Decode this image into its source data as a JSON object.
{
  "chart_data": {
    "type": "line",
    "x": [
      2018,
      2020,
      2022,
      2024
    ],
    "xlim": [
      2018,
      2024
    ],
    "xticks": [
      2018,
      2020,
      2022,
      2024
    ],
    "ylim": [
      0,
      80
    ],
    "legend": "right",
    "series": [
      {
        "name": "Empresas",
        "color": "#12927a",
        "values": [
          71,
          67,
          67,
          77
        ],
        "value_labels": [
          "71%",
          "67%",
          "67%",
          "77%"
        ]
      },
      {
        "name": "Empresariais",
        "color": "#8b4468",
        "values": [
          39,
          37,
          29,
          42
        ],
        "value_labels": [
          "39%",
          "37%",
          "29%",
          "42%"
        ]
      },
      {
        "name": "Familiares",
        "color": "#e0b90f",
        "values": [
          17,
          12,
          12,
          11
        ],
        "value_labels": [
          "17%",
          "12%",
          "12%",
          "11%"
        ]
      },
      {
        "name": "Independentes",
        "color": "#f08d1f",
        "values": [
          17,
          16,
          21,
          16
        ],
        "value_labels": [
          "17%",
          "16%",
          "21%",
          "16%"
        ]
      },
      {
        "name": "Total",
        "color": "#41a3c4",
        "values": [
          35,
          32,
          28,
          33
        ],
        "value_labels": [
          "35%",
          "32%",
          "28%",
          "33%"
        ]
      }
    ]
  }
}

==================================================

SHORT PROBLEM: Copy the data above in full, character for character.

ANSWER:
Decode this image into its source data as a JSON object.
{
  "chart_data": {
    "type": "line",
    "x": [
      2018,
      2020,
      2022,
      2024
    ],
    "xlim": [
      2018,
      2024
    ],
    "xticks": [
      2018,
      2020,
      2022,
      2024
    ],
    "ylim": [
      0,
      80
    ],
    "legend": "right",
    "series": [
      {
        "name": "Empresas",
        "color": "#12927a",
        "values": [
          71,
          67,
          67,
          77
        ],
        "value_labels": [
          "71%",
          "67%",
          "67%",
          "77%"
        ]
      },
      {
        "name": "Empresariais",
        "color": "#8b4468",
        "values": [
          39,
          37,
          29,
          42
        ],
        "value_labels": [
          "39%",
          "37%",
          "29%",
          "42%"
        ]
      },
      {
        "name": "Familiares",
        "color": "#e0b90f",
        "values": [
          17,
          12,
          12,
          11
        ],
        "value_labels": [
          "17%",
          "12%",
          "12%",
          "11%"
        ]
      },
      {
        "name": "Independentes",
        "color": "#f08d1f",
        "values": [
          17,
          16,
          21,
          16
        ],
        "value_labels": [
          "17%",
          "16%",
          "21%",
          "16%"
        ]
      },
      {
        "name": "Total",
        "color": "#41a3c4",
        "values": [
          35,
          32,
          28,
          33
        ],
        "value_labels": [
          "35%",
          "32%",
          "28%",
          "33%"
        ]
      }
    ]
  }
}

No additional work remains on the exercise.